Short task
Lift out each line of the data that holds "circle".

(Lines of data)
◆ ◆ ◆

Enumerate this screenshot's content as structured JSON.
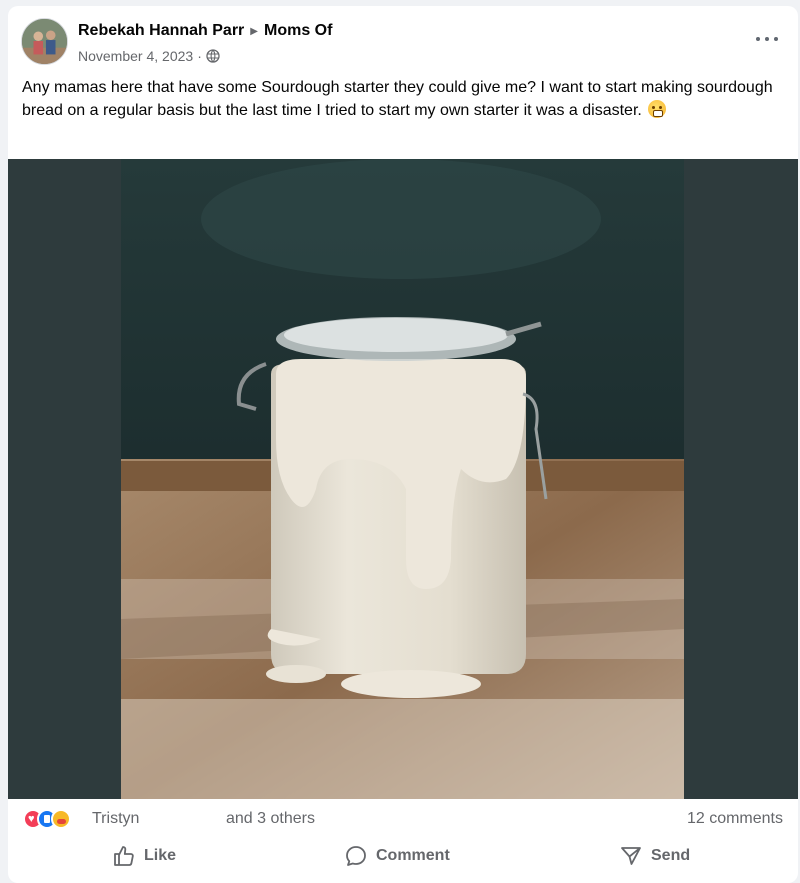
{
  "post": {
    "author": "Rebekah Hannah Parr",
    "group": "Moms Of",
    "date": "November 4, 2023",
    "date_separator": "·",
    "privacy_icon": "globe-icon",
    "message": "Any mamas here that have some Sourdough starter they could give me? I want to start making sourdough bread on a regular basis but the last time I tried to start my own starter it was a disaster.",
    "message_emoji": "grimacing-face-emoji"
  },
  "reactions": {
    "icons": [
      "love-icon",
      "like-icon",
      "care-icon"
    ],
    "reactor_name": "Tristyn",
    "others_text": "and 3 others",
    "comments_text": "12 comments"
  },
  "actions": {
    "like_label": "Like",
    "comment_label": "Comment",
    "send_label": "Send"
  },
  "colors": {
    "media_background": "#2e3b3d",
    "secondary_text": "#65676b",
    "like_blue": "#1877f2",
    "love_red": "#f33e58"
  }
}
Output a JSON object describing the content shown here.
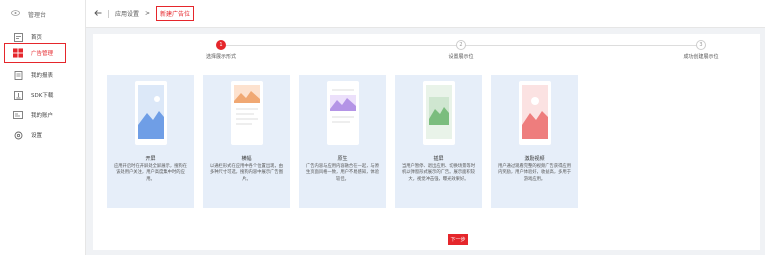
{
  "sidebar": {
    "header_label": "管理台",
    "items": [
      {
        "label": "首页",
        "icon": "home-icon"
      },
      {
        "label": "广告管理",
        "icon": "grid-icon",
        "active": true
      },
      {
        "label": "我的报表",
        "icon": "report-icon"
      },
      {
        "label": "SDK下载",
        "icon": "download-icon"
      },
      {
        "label": "我的账户",
        "icon": "account-icon"
      },
      {
        "label": "设置",
        "icon": "gear-icon"
      }
    ]
  },
  "topbar": {
    "breadcrumb_home": "应用设置",
    "breadcrumb_sep": ">",
    "breadcrumb_current": "新建广告位"
  },
  "stepper": [
    {
      "number": "1",
      "label": "选择展示形式",
      "state": "done"
    },
    {
      "number": "2",
      "label": "设置展示位",
      "state": "todo"
    },
    {
      "number": "3",
      "label": "成功创建展示位",
      "state": "todo"
    }
  ],
  "cards": [
    {
      "name": "开屏",
      "desc": "应用开启时在开屏处全屏展示，搜狗在该处用户关注，用户高度集中时的应用。",
      "accent": "#6f9ee6",
      "card_bg": "#e6eef9"
    },
    {
      "name": "横幅",
      "desc": "以通栏形式在应用中各个位置出现，由多种尺寸可选，搜狗内容中展示广告图片。",
      "accent": "#f0a873",
      "card_bg": "#e6eef9"
    },
    {
      "name": "原生",
      "desc": "广告内容与应用内容融合在一起，与原生页面风格一致，用户不易感知，体验较佳。",
      "accent": "#b494e6",
      "card_bg": "#e6eef9"
    },
    {
      "name": "插屏",
      "desc": "当用户暂停、退出应用、切换场景等时机以弹窗形式展示的广告。展示面积较大，视觉冲击强，曝光效果好。",
      "accent": "#7bbd7e",
      "card_bg": "#e6eef9"
    },
    {
      "name": "激励视频",
      "desc": "用户通过观看完整的视频广告获得应用内奖励，用户体验好，收益高，多用于游戏应用。",
      "accent": "#ee7d7d",
      "card_bg": "#e6eef9"
    }
  ],
  "next_button": "下一步",
  "colors": {
    "brand": "#e5262b"
  }
}
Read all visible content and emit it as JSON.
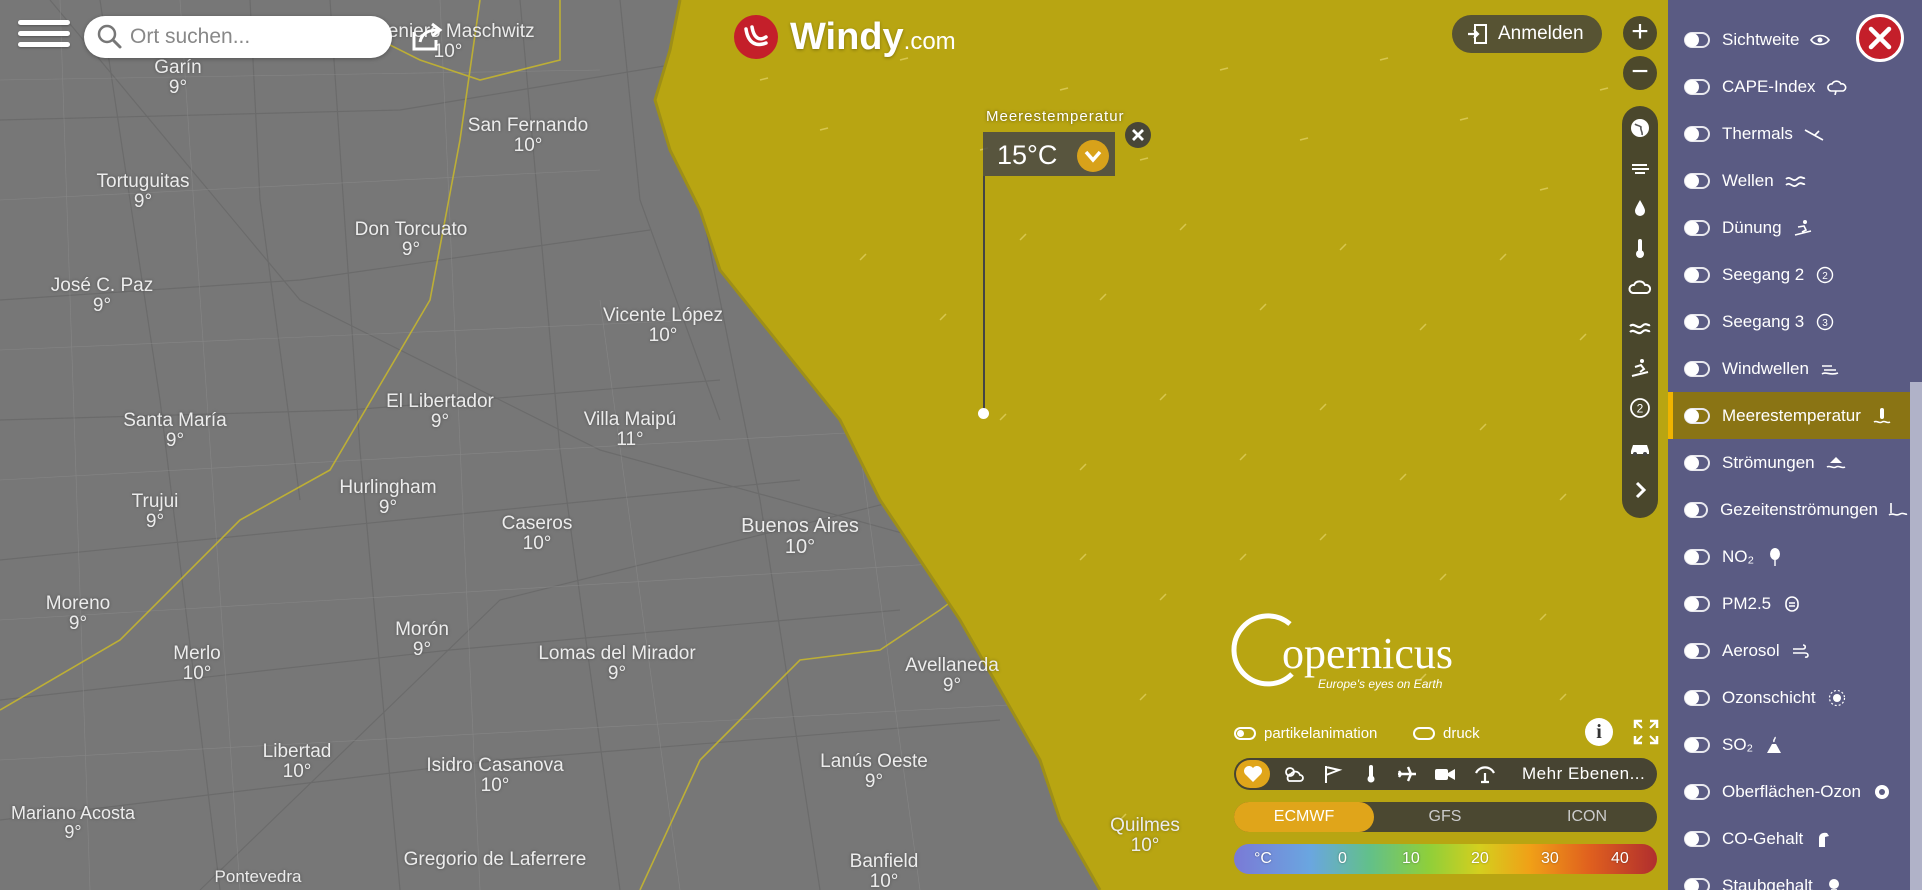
{
  "search": {
    "placeholder": "Ort suchen..."
  },
  "logo": {
    "main": "Windy",
    "suffix": ".com"
  },
  "login_label": "Anmelden",
  "zoom": {
    "in": "+",
    "out": "−"
  },
  "picker": {
    "title": "Meerestemperatur",
    "value": "15°C"
  },
  "cities": [
    {
      "name": "Garín",
      "temp": "9°"
    },
    {
      "name": "Ingeniero Maschwitz",
      "temp": "10°"
    },
    {
      "name": "San Fernando",
      "temp": "10°"
    },
    {
      "name": "Tortuguitas",
      "temp": "9°"
    },
    {
      "name": "Don Torcuato",
      "temp": "9°"
    },
    {
      "name": "José C. Paz",
      "temp": "9°"
    },
    {
      "name": "Vicente López",
      "temp": "10°"
    },
    {
      "name": "El Libertador",
      "temp": "9°"
    },
    {
      "name": "Villa Maipú",
      "temp": "11°"
    },
    {
      "name": "Santa María",
      "temp": "9°"
    },
    {
      "name": "Hurlingham",
      "temp": "9°"
    },
    {
      "name": "Trujui",
      "temp": "9°"
    },
    {
      "name": "Caseros",
      "temp": "10°"
    },
    {
      "name": "Buenos Aires",
      "temp": "10°"
    },
    {
      "name": "Moreno",
      "temp": "9°"
    },
    {
      "name": "Merlo",
      "temp": "10°"
    },
    {
      "name": "Morón",
      "temp": "9°"
    },
    {
      "name": "Lomas del Mirador",
      "temp": "9°"
    },
    {
      "name": "Avellaneda",
      "temp": "9°"
    },
    {
      "name": "Libertad",
      "temp": "10°"
    },
    {
      "name": "Isidro Casanova",
      "temp": "10°"
    },
    {
      "name": "Lanús Oeste",
      "temp": "9°"
    },
    {
      "name": "Mariano Acosta",
      "temp": "9°"
    },
    {
      "name": "Quilmes",
      "temp": "10°"
    },
    {
      "name": "Gregorio de Laferrere",
      "temp": ""
    },
    {
      "name": "Banfield",
      "temp": "10°"
    },
    {
      "name": "Pontevedra",
      "temp": ""
    }
  ],
  "copernicus": {
    "name": "opernicus",
    "tagline": "Europe's eyes on Earth"
  },
  "options": {
    "particles": "partikelanimation",
    "pressure": "druck"
  },
  "toolbar": {
    "more_layers": "Mehr Ebenen..."
  },
  "models": [
    "ECMWF",
    "GFS",
    "ICON"
  ],
  "legend": {
    "unit": "°C",
    "ticks": [
      "0",
      "10",
      "20",
      "30",
      "40"
    ]
  },
  "colors": {
    "sea": "#b8a512",
    "accent": "#e0a51a",
    "panel": "#5a5b83",
    "active_item": "#8a7414"
  },
  "layers": [
    {
      "label": "Sichtweite",
      "icon": "eye-icon"
    },
    {
      "label": "CAPE-Index",
      "icon": "cloud-icon"
    },
    {
      "label": "Thermals",
      "icon": "glider-icon"
    },
    {
      "label": "Wellen",
      "icon": "waves-icon"
    },
    {
      "label": "Dünung",
      "icon": "surfer-icon"
    },
    {
      "label": "Seegang 2",
      "icon": "circle-2-icon"
    },
    {
      "label": "Seegang 3",
      "icon": "circle-3-icon"
    },
    {
      "label": "Windwellen",
      "icon": "wind-waves-icon"
    },
    {
      "label": "Meerestemperatur",
      "icon": "sea-temp-icon",
      "active": true
    },
    {
      "label": "Strömungen",
      "icon": "currents-icon"
    },
    {
      "label": "Gezeitenströmungen",
      "icon": "tide-icon"
    },
    {
      "label": "NO₂",
      "icon": "balloon-icon"
    },
    {
      "label": "PM2.5",
      "icon": "particle-icon"
    },
    {
      "label": "Aerosol",
      "icon": "aerosol-icon"
    },
    {
      "label": "Ozonschicht",
      "icon": "ozone-icon"
    },
    {
      "label": "SO₂",
      "icon": "volcano-icon"
    },
    {
      "label": "Oberflächen-Ozon",
      "icon": "surface-ozone-icon"
    },
    {
      "label": "CO-Gehalt",
      "icon": "co-icon"
    },
    {
      "label": "Staubgehalt",
      "icon": "dust-icon"
    }
  ]
}
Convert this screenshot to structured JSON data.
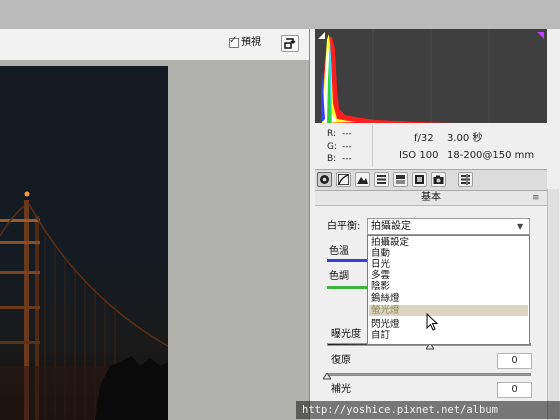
{
  "preview": {
    "checkbox_mark": "✓",
    "label": "預視",
    "fullscreen_icon": "fullscreen-toggle-icon"
  },
  "readout": {
    "r_label": "R:",
    "r_value": "---",
    "g_label": "G:",
    "g_value": "---",
    "b_label": "B:",
    "b_value": "---",
    "aperture": "f/32",
    "shutter": "3.00 秒",
    "iso": "ISO 100",
    "lens": "18-200@150 mm"
  },
  "tabs": [
    {
      "icon": "basic-aperture-icon",
      "active": true
    },
    {
      "icon": "tone-curve-icon",
      "active": false
    },
    {
      "icon": "detail-mountain-icon",
      "active": false
    },
    {
      "icon": "hsl-icon",
      "active": false
    },
    {
      "icon": "split-toning-icon",
      "active": false
    },
    {
      "icon": "lens-corrections-icon",
      "active": false
    },
    {
      "icon": "camera-calibration-icon",
      "active": false
    },
    {
      "icon": "presets-icon",
      "active": false
    }
  ],
  "section": {
    "title": "基本",
    "menu_icon": "≡"
  },
  "white_balance": {
    "label": "白平衡:",
    "selected": "拍攝設定",
    "arrow": "▼",
    "options": [
      "拍攝設定",
      "自動",
      "日光",
      "多雲",
      "陰影",
      "鎢絲燈",
      "螢光燈",
      "閃光燈",
      "自訂"
    ],
    "highlighted_index": 6
  },
  "controls": {
    "temperature_label": "色溫",
    "tint_label": "色調",
    "exposure_label": "曝光度",
    "recovery_label": "復原",
    "recovery_value": "0",
    "fill_label": "補光",
    "fill_value": "0"
  },
  "colors": {
    "temperature_track": "#3c3cdc",
    "tint_track": "#3cb43c",
    "highlight": "#dcd5c2"
  },
  "watermark": "http://yoshice.pixnet.net/album"
}
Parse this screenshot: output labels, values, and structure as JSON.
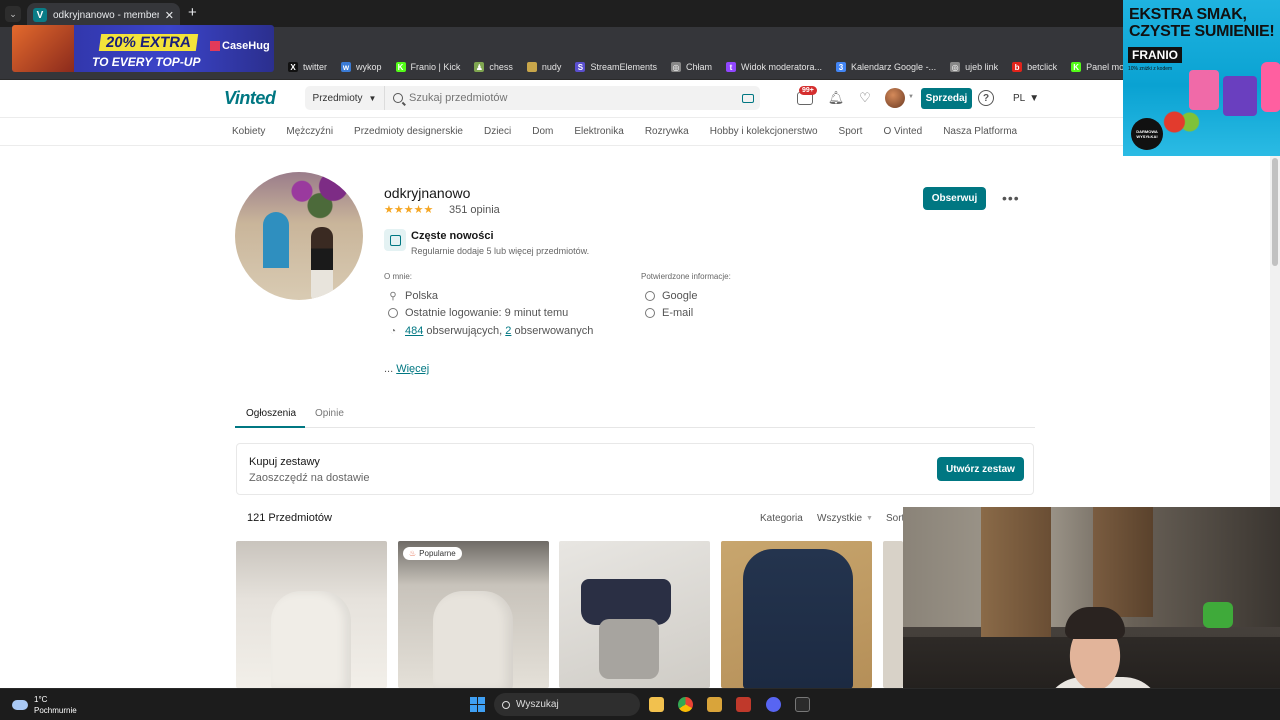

◆ ◆ ◆

Result of this exercise
      "icon": "circle-2-icon"
      "icon": "circle-3-icon"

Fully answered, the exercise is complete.